AIM - Only lines holding the string "Difference" are wanted; copy each one from the material.
** START DATA **
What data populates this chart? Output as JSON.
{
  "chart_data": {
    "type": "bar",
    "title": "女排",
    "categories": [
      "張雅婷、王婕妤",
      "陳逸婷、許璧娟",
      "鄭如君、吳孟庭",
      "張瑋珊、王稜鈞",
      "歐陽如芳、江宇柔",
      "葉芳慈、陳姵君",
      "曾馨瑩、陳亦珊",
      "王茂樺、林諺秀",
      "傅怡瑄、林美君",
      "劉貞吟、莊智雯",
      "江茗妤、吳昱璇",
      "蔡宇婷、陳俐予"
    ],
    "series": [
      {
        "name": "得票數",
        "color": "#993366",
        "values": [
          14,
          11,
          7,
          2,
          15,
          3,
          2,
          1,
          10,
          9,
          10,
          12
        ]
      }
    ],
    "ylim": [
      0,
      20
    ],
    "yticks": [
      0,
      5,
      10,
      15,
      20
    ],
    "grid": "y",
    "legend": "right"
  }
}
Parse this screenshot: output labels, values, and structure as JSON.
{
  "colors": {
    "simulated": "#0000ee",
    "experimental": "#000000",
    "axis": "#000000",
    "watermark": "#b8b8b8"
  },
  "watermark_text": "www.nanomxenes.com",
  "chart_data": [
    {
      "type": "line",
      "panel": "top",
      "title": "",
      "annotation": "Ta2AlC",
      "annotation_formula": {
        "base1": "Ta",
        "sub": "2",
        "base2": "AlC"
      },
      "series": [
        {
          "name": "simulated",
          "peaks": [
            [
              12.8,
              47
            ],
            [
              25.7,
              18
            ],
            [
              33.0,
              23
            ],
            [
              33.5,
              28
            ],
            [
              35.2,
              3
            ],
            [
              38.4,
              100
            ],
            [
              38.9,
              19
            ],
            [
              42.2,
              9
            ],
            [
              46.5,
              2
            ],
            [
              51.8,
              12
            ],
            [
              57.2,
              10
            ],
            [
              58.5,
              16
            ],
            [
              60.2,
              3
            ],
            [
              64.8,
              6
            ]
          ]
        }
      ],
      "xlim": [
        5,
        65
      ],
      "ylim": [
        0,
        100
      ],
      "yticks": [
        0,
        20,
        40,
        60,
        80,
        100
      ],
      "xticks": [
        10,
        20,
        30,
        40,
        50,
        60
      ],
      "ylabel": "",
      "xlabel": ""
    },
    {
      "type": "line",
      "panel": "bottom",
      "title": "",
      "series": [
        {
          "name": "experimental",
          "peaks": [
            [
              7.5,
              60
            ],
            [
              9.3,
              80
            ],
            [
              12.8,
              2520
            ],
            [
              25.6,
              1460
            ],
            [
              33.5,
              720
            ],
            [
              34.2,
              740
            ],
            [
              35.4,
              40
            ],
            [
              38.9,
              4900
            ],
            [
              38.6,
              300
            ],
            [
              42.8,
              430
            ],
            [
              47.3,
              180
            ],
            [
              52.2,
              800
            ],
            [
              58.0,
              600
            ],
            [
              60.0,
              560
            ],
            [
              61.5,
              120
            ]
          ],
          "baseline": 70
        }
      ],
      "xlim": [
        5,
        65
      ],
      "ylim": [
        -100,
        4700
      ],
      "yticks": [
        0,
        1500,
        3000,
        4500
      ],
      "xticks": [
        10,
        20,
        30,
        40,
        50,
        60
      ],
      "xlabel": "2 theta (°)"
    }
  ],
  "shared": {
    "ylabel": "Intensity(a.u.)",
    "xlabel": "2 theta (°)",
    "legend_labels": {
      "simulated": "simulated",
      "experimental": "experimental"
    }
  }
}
** END DATA **
** START DATA **
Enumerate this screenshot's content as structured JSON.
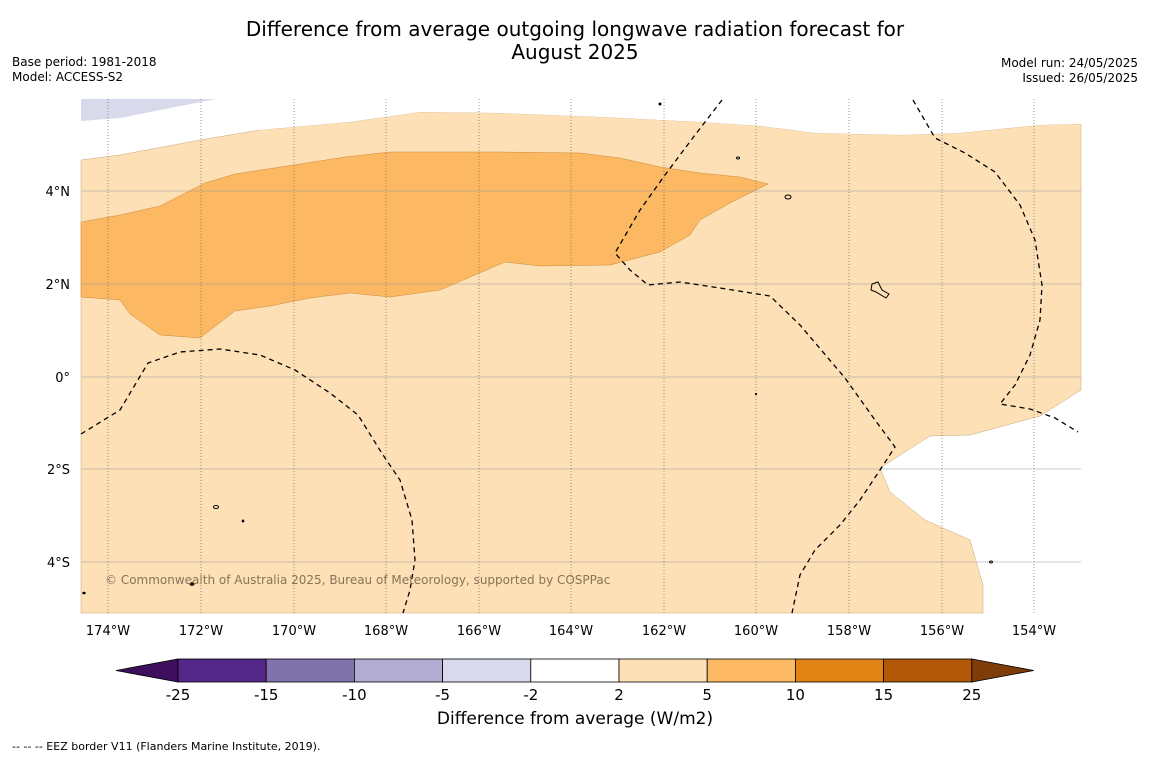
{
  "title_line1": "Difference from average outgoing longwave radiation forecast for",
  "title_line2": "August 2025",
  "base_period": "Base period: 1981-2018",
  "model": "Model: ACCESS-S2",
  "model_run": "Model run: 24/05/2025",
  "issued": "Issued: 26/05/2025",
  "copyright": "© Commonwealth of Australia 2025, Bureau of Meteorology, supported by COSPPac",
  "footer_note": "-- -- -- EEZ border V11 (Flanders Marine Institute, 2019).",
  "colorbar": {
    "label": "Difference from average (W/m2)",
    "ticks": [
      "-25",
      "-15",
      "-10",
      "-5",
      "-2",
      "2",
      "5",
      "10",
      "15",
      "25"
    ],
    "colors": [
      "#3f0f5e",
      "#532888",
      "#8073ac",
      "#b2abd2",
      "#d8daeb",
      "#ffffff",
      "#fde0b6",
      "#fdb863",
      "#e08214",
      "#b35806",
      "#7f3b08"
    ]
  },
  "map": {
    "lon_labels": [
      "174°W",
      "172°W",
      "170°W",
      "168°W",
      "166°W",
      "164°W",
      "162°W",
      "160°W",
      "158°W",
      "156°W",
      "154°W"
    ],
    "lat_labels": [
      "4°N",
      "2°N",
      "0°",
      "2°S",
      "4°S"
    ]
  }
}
** END DATA **
RESPONSE BELOW -
  "title_line1": "Difference from average outgoing longwave radiation forecast for",
    "label": "Difference from average (W/m2)",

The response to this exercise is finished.